───── Given records
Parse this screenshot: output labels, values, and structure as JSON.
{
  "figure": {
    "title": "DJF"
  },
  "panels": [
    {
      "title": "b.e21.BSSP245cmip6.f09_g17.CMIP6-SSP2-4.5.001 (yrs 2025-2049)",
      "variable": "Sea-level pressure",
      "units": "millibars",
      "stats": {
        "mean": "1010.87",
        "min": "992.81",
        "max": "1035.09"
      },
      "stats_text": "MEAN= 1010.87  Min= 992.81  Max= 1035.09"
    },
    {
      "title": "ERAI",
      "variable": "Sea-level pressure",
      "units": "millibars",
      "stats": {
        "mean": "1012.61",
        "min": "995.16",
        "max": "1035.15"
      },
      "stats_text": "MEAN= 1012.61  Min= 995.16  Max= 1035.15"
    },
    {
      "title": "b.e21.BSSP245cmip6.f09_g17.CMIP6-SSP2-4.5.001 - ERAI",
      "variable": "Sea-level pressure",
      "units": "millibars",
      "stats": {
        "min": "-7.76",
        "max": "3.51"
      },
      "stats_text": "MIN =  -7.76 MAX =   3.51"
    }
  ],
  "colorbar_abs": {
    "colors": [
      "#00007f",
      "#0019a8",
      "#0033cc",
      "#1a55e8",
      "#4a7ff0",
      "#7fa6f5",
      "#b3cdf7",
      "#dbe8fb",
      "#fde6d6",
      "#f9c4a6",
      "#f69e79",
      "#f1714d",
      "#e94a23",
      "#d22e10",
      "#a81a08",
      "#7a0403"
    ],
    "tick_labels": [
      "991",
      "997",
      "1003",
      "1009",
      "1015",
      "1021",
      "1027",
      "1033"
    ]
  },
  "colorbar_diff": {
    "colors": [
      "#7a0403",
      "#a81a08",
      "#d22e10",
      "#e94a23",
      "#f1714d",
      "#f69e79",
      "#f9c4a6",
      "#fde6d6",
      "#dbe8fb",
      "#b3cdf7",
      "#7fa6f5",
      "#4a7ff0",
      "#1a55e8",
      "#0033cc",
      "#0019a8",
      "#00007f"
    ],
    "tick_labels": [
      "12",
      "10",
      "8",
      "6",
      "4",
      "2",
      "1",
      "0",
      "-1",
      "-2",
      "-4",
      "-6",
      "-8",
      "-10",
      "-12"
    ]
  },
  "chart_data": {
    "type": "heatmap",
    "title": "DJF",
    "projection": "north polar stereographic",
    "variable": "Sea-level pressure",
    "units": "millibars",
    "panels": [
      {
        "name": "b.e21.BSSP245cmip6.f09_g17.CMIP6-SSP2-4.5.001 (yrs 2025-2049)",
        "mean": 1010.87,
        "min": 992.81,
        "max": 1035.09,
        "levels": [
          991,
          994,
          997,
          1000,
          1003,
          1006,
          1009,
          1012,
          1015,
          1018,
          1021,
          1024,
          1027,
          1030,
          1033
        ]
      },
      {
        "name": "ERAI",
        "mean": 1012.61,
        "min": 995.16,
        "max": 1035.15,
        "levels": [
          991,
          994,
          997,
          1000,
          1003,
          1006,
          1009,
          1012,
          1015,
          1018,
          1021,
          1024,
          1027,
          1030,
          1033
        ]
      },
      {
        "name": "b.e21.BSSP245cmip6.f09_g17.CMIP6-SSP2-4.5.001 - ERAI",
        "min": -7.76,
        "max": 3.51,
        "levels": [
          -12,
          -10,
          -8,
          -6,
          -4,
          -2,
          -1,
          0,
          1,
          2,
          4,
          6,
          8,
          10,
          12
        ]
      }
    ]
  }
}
──────────
### Work to do
Repeat the data above, word for word.

### Written response
Parse this screenshot: output labels, values, and structure as JSON.
{
  "figure": {
    "title": "DJF"
  },
  "panels": [
    {
      "title": "b.e21.BSSP245cmip6.f09_g17.CMIP6-SSP2-4.5.001 (yrs 2025-2049)",
      "variable": "Sea-level pressure",
      "units": "millibars",
      "stats": {
        "mean": "1010.87",
        "min": "992.81",
        "max": "1035.09"
      },
      "stats_text": "MEAN= 1010.87  Min= 992.81  Max= 1035.09"
    },
    {
      "title": "ERAI",
      "variable": "Sea-level pressure",
      "units": "millibars",
      "stats": {
        "mean": "1012.61",
        "min": "995.16",
        "max": "1035.15"
      },
      "stats_text": "MEAN= 1012.61  Min= 995.16  Max= 1035.15"
    },
    {
      "title": "b.e21.BSSP245cmip6.f09_g17.CMIP6-SSP2-4.5.001 - ERAI",
      "variable": "Sea-level pressure",
      "units": "millibars",
      "stats": {
        "min": "-7.76",
        "max": "3.51"
      },
      "stats_text": "MIN =  -7.76 MAX =   3.51"
    }
  ],
  "colorbar_abs": {
    "colors": [
      "#00007f",
      "#0019a8",
      "#0033cc",
      "#1a55e8",
      "#4a7ff0",
      "#7fa6f5",
      "#b3cdf7",
      "#dbe8fb",
      "#fde6d6",
      "#f9c4a6",
      "#f69e79",
      "#f1714d",
      "#e94a23",
      "#d22e10",
      "#a81a08",
      "#7a0403"
    ],
    "tick_labels": [
      "991",
      "997",
      "1003",
      "1009",
      "1015",
      "1021",
      "1027",
      "1033"
    ]
  },
  "colorbar_diff": {
    "colors": [
      "#7a0403",
      "#a81a08",
      "#d22e10",
      "#e94a23",
      "#f1714d",
      "#f69e79",
      "#f9c4a6",
      "#fde6d6",
      "#dbe8fb",
      "#b3cdf7",
      "#7fa6f5",
      "#4a7ff0",
      "#1a55e8",
      "#0033cc",
      "#0019a8",
      "#00007f"
    ],
    "tick_labels": [
      "12",
      "10",
      "8",
      "6",
      "4",
      "2",
      "1",
      "0",
      "-1",
      "-2",
      "-4",
      "-6",
      "-8",
      "-10",
      "-12"
    ]
  },
  "chart_data": {
    "type": "heatmap",
    "title": "DJF",
    "projection": "north polar stereographic",
    "variable": "Sea-level pressure",
    "units": "millibars",
    "panels": [
      {
        "name": "b.e21.BSSP245cmip6.f09_g17.CMIP6-SSP2-4.5.001 (yrs 2025-2049)",
        "mean": 1010.87,
        "min": 992.81,
        "max": 1035.09,
        "levels": [
          991,
          994,
          997,
          1000,
          1003,
          1006,
          1009,
          1012,
          1015,
          1018,
          1021,
          1024,
          1027,
          1030,
          1033
        ]
      },
      {
        "name": "ERAI",
        "mean": 1012.61,
        "min": 995.16,
        "max": 1035.15,
        "levels": [
          991,
          994,
          997,
          1000,
          1003,
          1006,
          1009,
          1012,
          1015,
          1018,
          1021,
          1024,
          1027,
          1030,
          1033
        ]
      },
      {
        "name": "b.e21.BSSP245cmip6.f09_g17.CMIP6-SSP2-4.5.001 - ERAI",
        "min": -7.76,
        "max": 3.51,
        "levels": [
          -12,
          -10,
          -8,
          -6,
          -4,
          -2,
          -1,
          0,
          1,
          2,
          4,
          6,
          8,
          10,
          12
        ]
      }
    ]
  }
}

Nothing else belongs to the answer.